__DIRECTIONS FOR THIS TASK__.
All entries below are to be set down again, identical to the source.

__Dataset excerpt__.
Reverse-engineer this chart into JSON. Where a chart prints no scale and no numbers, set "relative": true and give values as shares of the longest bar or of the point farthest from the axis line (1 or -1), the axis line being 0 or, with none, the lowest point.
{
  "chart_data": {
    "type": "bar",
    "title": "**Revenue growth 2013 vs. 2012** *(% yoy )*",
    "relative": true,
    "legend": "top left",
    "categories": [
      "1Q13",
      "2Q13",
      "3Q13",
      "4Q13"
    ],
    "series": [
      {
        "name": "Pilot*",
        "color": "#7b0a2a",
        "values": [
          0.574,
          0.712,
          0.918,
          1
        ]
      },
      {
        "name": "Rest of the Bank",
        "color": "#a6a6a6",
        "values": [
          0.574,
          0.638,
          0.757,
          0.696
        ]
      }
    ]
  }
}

__EXERCISE ANSWER__.
Reverse-engineer this chart into JSON. Where a chart prints no scale and no numbers, set "relative": true and give values as shares of the longest bar or of the point farthest from the axis line (1 or -1), the axis line being 0 or, with none, the lowest point.
{
  "chart_data": {
    "type": "bar",
    "title": "**Revenue growth 2013 vs. 2012** *(% yoy )*",
    "relative": true,
    "legend": "top left",
    "categories": [
      "1Q13",
      "2Q13",
      "3Q13",
      "4Q13"
    ],
    "series": [
      {
        "name": "Pilot*",
        "color": "#7b0a2a",
        "values": [
          0.574,
          0.712,
          0.918,
          1
        ]
      },
      {
        "name": "Rest of the Bank",
        "color": "#a6a6a6",
        "values": [
          0.574,
          0.638,
          0.757,
          0.696
        ]
      }
    ]
  }
}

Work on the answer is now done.